▶ _Written request 1_: Can you echo the stretch of the forum thread from "You need to" through "a good job...."?
▶ _Written request 2_: Which users does the forum thread introduce with a "said:" line?

▶ _Page extract_:

-------

Yes, so when it detects that MUL and removes it, then it should have another instruction slot free for use. But no, the profile would just fail to compile if the instruction count would exceed 64, regardless if the hardware can actually run it or not. Same with the added constant it add.

It's not about adding more complicated operations. It's about letting IHVs construct their hardware the way they want, not having MS enforce a particular model. Further, MAD2X is almost for free in terms of transistors if you can do MAD.

JohnH said:
I think you find it doesn't work wrt "real time" gaming applications, generally, when talking about rasterisation functions, if its SW it doesn't get used. Otherwise you just end up titles that run at non existent frame rates on some unknown proportion of HW, maybe you can explain how that is an acceptable solution ?

You need to test run it on all hardware anyway, so these problems will be spotted. Name one game or application where the OpenGL model have led to problems. I don't know any.
 
Joe DeFuria said:
Chalnoth said:
No, it requires that IHV's will do a good job....

Right. Requires more work / effort from the IHV.

No. You'll be required to do a good job, like you're required in DX. The only difference it's easier to do in GL, so it will require less work.
 
Humus said:
No. You'll be required to do a good job, like you're required in DX. The only difference it's easier to do in GL, so it will require less work.

Round and round we go...

You'll be required to do a good job in GL, just to get a "naive implementation", unlike DX, where it's not as difficult.

....where she stops, nobody knows....
 
My doctor has told me to leave this thread alone, but one last one...

-------

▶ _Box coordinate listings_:
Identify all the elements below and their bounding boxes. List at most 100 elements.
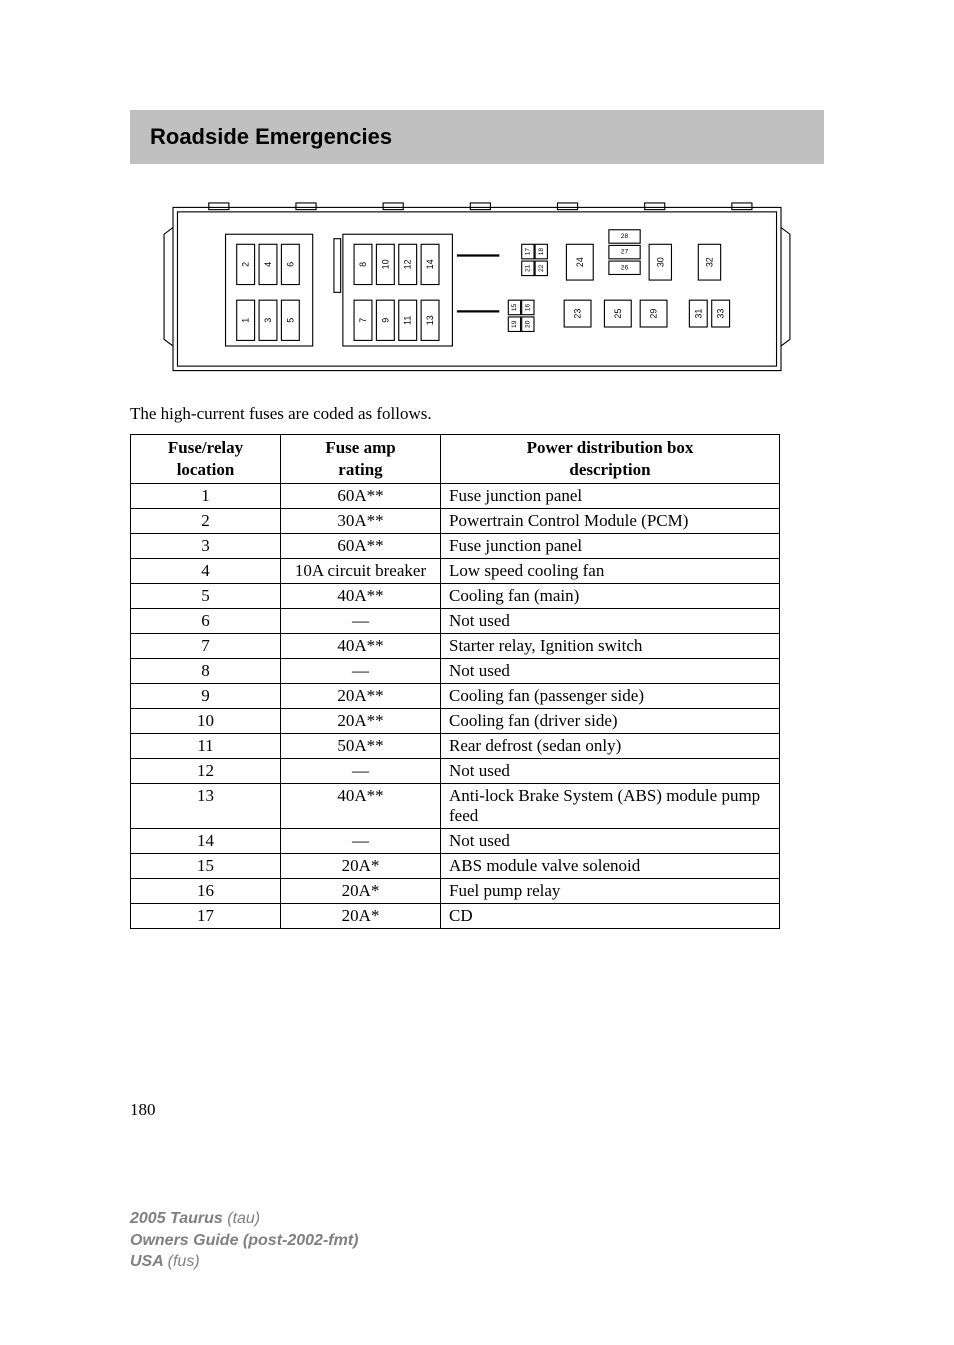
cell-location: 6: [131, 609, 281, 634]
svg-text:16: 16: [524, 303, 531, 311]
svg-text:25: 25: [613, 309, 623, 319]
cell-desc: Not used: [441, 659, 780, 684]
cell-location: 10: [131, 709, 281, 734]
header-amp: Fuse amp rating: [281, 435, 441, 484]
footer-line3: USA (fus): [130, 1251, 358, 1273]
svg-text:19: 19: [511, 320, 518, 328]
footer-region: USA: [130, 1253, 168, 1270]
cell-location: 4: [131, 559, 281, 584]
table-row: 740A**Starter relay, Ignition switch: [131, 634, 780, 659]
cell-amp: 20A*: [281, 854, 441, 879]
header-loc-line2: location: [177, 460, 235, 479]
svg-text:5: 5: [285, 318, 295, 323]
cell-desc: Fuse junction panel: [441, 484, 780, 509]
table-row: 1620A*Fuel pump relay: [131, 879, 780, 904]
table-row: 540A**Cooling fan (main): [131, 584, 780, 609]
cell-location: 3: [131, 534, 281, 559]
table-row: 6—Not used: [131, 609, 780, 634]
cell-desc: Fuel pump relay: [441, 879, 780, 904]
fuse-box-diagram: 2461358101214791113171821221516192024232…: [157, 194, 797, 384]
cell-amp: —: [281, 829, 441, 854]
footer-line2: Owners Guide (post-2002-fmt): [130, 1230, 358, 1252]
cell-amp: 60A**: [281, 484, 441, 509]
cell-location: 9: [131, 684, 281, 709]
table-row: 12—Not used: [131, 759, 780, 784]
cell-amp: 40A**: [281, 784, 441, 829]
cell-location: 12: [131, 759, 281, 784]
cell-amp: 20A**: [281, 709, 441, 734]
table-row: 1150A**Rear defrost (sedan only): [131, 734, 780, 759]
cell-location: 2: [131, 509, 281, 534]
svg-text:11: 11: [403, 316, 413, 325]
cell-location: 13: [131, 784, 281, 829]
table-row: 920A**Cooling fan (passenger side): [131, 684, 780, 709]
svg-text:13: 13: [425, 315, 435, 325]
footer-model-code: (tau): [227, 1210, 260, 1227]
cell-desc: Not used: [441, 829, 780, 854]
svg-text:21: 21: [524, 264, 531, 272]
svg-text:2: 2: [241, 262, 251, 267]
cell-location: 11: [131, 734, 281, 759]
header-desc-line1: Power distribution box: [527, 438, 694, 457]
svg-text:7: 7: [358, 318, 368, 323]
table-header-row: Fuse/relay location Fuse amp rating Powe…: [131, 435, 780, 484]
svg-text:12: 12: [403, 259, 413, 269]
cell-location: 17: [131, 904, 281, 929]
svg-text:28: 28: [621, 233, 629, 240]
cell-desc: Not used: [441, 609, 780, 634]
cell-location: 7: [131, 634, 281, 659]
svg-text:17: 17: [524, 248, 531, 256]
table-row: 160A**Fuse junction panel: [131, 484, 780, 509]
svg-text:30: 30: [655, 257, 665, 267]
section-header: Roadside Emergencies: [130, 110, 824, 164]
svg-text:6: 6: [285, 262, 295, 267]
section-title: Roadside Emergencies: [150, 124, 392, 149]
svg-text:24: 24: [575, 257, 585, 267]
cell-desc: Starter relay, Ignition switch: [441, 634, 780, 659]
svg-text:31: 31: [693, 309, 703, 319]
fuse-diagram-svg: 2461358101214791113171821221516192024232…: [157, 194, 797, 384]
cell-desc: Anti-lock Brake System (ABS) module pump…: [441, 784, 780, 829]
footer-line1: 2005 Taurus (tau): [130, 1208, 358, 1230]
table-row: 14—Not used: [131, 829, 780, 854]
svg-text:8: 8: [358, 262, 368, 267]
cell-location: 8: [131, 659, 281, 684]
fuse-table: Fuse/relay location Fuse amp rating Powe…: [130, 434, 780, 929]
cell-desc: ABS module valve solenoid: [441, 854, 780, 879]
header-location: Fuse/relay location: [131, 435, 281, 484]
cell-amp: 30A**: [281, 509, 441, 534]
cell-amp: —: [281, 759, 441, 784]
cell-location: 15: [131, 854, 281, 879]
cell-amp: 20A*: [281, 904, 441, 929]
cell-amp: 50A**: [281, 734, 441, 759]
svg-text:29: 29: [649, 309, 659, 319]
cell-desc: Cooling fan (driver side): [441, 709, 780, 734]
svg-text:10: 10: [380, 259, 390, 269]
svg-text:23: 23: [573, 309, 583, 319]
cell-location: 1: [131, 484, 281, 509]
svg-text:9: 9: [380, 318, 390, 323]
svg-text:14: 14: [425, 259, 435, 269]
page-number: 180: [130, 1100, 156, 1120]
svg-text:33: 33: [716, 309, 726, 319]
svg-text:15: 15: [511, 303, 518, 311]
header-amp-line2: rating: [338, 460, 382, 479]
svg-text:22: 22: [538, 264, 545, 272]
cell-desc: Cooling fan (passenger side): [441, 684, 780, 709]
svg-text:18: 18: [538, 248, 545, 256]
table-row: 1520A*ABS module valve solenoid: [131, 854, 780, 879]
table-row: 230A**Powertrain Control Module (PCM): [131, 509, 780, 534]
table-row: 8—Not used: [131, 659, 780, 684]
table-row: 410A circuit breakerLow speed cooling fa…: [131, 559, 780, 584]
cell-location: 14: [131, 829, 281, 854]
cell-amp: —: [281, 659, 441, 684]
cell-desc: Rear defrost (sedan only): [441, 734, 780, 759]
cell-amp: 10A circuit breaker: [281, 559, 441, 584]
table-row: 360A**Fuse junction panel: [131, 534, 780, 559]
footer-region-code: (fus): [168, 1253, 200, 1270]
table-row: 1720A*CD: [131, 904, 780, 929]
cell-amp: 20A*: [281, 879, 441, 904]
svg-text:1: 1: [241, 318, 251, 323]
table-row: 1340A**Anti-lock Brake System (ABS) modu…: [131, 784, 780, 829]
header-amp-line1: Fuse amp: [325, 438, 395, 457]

-------

▶ _Full answer 1_:
You need to test run it on all hardware anyway, so these problems will be spotted. Name one game or application where the OpenGL model have led to problems. I don't know any.
 
Joe DeFuria said:
Chalnoth said:
No, it requires that IHV's will do a good job....

▶ _Full answer 2_: JohnH, Joe DeFuria, Chalnoth, Humus